Set problem
In the article on wining and diving in the Costa Brava, from which city did Nick and Caroline fly back to the UK?

Passage to read

______

News
Wining and Diving – Costa Brava, Spain
The Wining and Diving series sees Nick and Caroline Robertson-Brown embark on a tour to tickle the taste buds as well as to discover amazing dive sites in wine-making regions around the world. Some of the best wines are influenced by sea breezes and a coastal climate, allowing two of Nick and Caroline’s passions to be combined into one epic journey.
**Please note, Nick and Caroline are not encouraging drinking before diving! The two activities are kept well apart on each of these trips.
The Costa Brava is a hugely popular destination for those seeking sunshine, but it has much, much more to offer that just beaches and bars. One advantage to the huge number of tourists heading in this direction each year, is that the flights are competitively priced and go from all our major, and some smaller, airports. We had heard that there was some excellent diving around the Medes Islands and we got the opportunity to head to L’Estartit for a long weekend to check it out, as well as exploring the local region to sample its excellent food and wine. We flew into Girona, which is about an hour away from our coastal base and flew back to the UK from Barcelona, about 2 hours away from L’Estartit.

______

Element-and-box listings
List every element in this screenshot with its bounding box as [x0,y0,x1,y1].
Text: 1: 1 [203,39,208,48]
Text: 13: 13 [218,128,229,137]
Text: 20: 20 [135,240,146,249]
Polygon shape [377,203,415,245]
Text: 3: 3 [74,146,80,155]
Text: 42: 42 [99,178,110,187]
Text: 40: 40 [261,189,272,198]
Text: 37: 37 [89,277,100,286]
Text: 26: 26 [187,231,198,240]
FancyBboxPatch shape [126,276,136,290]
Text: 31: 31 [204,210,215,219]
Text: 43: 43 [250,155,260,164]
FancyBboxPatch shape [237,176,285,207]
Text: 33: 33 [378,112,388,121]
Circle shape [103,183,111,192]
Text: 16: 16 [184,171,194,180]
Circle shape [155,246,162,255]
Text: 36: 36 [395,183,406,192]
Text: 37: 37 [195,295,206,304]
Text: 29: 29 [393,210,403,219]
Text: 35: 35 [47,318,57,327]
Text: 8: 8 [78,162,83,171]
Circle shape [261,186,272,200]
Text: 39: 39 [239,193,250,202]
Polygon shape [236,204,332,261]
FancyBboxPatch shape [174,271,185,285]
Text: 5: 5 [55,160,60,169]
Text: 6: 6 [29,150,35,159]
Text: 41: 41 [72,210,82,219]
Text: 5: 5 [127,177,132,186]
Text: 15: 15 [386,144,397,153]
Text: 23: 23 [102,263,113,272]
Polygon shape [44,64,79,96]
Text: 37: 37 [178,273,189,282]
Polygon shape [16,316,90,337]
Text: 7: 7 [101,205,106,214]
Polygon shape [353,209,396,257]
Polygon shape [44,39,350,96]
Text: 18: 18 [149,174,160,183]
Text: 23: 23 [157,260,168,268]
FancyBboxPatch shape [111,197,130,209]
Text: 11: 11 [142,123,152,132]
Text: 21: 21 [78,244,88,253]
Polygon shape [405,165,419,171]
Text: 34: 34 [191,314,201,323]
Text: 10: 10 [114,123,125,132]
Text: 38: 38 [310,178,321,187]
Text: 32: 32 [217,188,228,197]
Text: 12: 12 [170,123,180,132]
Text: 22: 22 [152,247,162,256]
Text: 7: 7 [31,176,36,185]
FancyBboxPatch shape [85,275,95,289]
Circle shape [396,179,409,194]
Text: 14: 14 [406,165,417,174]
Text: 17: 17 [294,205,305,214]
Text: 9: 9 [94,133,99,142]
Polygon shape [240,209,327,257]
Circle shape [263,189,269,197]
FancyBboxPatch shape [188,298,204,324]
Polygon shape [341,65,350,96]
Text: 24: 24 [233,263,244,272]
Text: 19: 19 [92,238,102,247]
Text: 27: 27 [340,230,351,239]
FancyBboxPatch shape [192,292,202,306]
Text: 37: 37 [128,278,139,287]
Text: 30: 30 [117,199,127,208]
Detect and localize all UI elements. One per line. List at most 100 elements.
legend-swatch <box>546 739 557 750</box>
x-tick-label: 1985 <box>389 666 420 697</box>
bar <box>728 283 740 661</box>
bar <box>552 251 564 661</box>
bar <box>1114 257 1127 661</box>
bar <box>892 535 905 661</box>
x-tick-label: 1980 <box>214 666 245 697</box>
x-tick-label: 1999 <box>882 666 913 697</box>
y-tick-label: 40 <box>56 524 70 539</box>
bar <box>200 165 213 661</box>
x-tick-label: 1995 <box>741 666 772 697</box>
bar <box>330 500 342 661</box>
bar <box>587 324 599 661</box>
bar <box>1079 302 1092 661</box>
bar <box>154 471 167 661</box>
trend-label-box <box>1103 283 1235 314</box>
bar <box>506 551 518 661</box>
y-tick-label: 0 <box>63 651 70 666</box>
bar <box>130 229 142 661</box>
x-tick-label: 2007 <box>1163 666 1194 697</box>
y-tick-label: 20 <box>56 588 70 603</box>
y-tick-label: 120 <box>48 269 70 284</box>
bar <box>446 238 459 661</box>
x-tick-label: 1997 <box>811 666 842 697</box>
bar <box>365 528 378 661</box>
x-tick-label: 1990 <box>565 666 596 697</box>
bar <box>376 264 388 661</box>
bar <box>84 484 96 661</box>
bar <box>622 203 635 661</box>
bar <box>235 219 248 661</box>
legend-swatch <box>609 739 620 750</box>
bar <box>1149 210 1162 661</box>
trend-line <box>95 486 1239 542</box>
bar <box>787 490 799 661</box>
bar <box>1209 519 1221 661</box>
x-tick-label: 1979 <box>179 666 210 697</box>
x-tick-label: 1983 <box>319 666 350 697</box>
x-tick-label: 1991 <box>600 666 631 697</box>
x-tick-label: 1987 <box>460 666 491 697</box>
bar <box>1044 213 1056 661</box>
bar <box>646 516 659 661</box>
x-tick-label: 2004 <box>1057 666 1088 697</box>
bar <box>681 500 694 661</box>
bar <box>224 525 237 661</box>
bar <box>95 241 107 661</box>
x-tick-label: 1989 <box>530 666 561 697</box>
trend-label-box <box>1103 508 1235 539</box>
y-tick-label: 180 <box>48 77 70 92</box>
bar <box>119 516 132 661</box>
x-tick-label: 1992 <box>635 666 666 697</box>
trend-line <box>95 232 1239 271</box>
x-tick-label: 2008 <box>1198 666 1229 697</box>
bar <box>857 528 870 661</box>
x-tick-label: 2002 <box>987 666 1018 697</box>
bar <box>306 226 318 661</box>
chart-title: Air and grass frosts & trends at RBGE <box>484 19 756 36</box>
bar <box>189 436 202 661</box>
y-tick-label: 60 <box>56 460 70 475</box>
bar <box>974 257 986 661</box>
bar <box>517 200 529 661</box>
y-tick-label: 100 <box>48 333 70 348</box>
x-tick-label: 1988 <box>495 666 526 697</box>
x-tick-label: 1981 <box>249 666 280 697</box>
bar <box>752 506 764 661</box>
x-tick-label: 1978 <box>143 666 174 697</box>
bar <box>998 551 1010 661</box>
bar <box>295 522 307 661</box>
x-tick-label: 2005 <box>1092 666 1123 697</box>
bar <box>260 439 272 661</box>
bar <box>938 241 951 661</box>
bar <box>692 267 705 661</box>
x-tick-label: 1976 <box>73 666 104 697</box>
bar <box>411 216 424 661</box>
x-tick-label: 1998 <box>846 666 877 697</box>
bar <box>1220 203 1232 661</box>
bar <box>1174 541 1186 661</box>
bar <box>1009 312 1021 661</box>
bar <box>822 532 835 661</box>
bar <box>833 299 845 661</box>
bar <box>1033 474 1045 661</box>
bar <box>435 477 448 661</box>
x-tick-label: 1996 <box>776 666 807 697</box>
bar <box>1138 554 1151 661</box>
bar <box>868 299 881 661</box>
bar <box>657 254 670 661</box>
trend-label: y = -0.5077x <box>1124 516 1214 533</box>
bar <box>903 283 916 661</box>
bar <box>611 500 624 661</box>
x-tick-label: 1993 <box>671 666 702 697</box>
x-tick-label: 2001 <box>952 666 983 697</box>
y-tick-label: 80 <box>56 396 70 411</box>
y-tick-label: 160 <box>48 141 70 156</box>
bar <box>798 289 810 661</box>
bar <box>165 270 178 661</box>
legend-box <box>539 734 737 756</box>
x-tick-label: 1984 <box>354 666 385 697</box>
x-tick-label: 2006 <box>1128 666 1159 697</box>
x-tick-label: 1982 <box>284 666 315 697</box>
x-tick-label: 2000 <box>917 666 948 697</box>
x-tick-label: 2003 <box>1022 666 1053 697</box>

______

Finished exercise
Barcelona, about 2 hours from L'Estartit.